Copy out everything from the line with "slice-value: 1%: [630, 109, 669, 139]" down to the line with "slice-label: Youth: [793, 492, 856, 520]", switching "Employability" to "Job Readiness" and keeping all else the same. Give back only those lines.

__EXTRACTED DATA__:
** Begin **

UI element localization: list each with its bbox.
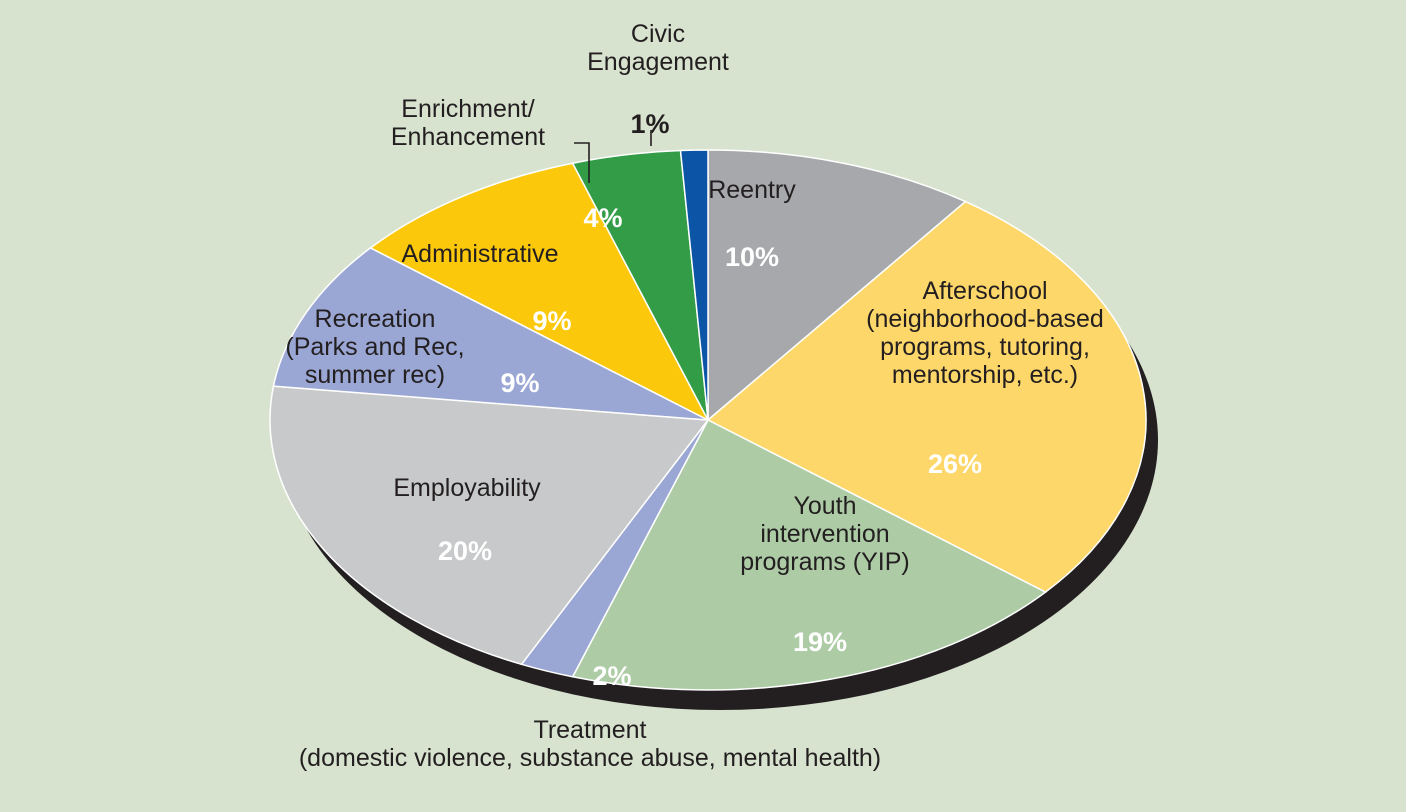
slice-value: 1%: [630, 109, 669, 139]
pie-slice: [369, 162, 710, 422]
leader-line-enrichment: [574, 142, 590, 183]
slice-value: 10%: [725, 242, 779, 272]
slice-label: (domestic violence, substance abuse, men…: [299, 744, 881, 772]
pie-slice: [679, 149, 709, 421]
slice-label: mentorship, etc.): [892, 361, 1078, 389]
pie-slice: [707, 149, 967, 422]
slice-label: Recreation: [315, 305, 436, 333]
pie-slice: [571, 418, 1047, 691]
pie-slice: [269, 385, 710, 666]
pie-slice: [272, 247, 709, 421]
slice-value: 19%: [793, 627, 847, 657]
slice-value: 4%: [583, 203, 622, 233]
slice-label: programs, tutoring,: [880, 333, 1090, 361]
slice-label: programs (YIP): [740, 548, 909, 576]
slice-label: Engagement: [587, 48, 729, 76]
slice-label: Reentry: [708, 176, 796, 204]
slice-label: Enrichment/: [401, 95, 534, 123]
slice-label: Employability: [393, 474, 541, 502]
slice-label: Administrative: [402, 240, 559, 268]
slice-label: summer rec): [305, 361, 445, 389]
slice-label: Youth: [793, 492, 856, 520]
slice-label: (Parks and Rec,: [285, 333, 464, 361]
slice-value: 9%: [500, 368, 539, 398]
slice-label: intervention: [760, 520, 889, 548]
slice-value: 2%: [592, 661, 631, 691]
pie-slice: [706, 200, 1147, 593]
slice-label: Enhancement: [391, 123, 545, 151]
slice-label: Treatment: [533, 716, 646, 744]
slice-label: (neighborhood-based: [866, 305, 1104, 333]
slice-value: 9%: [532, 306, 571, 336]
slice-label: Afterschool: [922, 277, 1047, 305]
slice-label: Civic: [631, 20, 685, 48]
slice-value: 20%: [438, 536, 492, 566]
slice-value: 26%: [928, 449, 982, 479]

** End **
** Begin **

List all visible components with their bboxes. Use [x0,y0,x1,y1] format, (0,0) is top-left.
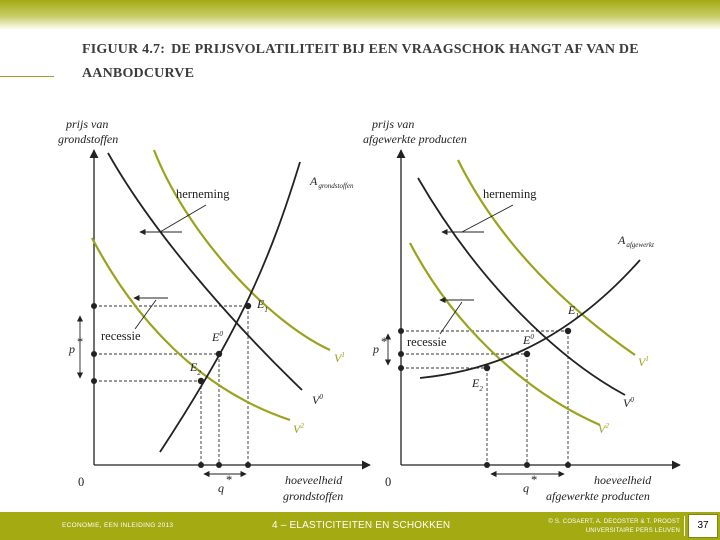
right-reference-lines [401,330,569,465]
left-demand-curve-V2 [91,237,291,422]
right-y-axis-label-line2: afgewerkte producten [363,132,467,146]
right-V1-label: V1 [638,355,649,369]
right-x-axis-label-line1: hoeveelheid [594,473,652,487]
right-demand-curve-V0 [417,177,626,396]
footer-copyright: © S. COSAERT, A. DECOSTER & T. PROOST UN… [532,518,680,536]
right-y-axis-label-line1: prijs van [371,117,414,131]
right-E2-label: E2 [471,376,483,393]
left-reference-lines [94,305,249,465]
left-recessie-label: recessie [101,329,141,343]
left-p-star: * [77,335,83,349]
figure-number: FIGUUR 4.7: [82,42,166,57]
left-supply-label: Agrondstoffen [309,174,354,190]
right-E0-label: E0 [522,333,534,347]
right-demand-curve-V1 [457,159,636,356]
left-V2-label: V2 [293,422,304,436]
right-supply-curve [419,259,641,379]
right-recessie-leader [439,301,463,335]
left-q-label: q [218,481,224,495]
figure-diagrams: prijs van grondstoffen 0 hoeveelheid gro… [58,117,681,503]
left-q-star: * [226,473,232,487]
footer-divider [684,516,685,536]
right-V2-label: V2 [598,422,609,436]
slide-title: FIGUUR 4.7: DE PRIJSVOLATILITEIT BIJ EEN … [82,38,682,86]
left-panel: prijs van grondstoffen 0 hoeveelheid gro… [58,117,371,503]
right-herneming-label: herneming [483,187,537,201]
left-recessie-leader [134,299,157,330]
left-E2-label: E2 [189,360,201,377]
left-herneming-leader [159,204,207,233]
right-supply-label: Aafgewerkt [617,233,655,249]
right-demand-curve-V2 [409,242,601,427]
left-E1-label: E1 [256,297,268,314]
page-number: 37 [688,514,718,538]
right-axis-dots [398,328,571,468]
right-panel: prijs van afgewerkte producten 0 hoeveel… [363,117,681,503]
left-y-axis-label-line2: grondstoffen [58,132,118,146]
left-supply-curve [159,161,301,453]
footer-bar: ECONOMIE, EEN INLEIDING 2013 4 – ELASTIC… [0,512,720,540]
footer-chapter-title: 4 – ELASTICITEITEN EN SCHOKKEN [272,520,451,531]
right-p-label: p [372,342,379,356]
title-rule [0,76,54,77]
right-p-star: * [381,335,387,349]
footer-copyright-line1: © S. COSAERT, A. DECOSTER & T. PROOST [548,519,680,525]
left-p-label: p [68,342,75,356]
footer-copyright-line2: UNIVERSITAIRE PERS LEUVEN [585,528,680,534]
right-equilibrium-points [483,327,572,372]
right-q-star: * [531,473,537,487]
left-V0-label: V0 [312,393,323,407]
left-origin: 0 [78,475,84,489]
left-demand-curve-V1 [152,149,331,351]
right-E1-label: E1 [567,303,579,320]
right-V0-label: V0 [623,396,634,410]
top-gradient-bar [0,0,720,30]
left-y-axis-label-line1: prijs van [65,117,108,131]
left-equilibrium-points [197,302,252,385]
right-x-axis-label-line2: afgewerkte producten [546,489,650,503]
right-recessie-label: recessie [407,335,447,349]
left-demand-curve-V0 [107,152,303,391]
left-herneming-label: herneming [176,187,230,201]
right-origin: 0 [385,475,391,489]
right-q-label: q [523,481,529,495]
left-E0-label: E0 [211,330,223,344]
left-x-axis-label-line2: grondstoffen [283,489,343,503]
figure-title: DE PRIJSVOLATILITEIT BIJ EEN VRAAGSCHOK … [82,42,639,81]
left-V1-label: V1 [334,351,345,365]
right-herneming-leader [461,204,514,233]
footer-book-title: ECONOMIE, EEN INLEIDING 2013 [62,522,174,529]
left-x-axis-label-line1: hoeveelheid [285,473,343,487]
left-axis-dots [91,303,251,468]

** End **

__FINISHED TASK__:
slice-value: 1%: [630, 109, 669, 139]
pie-slice: [369, 162, 710, 422]
leader-line-enrichment: [574, 142, 590, 183]
slice-value: 10%: [725, 242, 779, 272]
slice-label: (domestic violence, substance abuse, men…: [299, 744, 881, 772]
pie-slice: [679, 149, 709, 421]
slice-label: mentorship, etc.): [892, 361, 1078, 389]
pie-slice: [707, 149, 967, 422]
slice-label: Recreation: [315, 305, 436, 333]
pie-slice: [571, 418, 1047, 691]
pie-slice: [269, 385, 710, 666]
pie-slice: [272, 247, 709, 421]
slice-value: 19%: [793, 627, 847, 657]
slice-value: 4%: [583, 203, 622, 233]
slice-label: programs, tutoring,: [880, 333, 1090, 361]
slice-label: programs (YIP): [740, 548, 909, 576]
slice-label: Engagement: [587, 48, 729, 76]
slice-label: Reentry: [708, 176, 796, 204]
slice-label: Enrichment/: [401, 95, 534, 123]
slice-label: Job Readiness: [393, 474, 541, 502]
slice-label: Administrative: [402, 240, 559, 268]
slice-label: summer rec): [305, 361, 445, 389]
slice-label: Youth: [793, 492, 856, 520]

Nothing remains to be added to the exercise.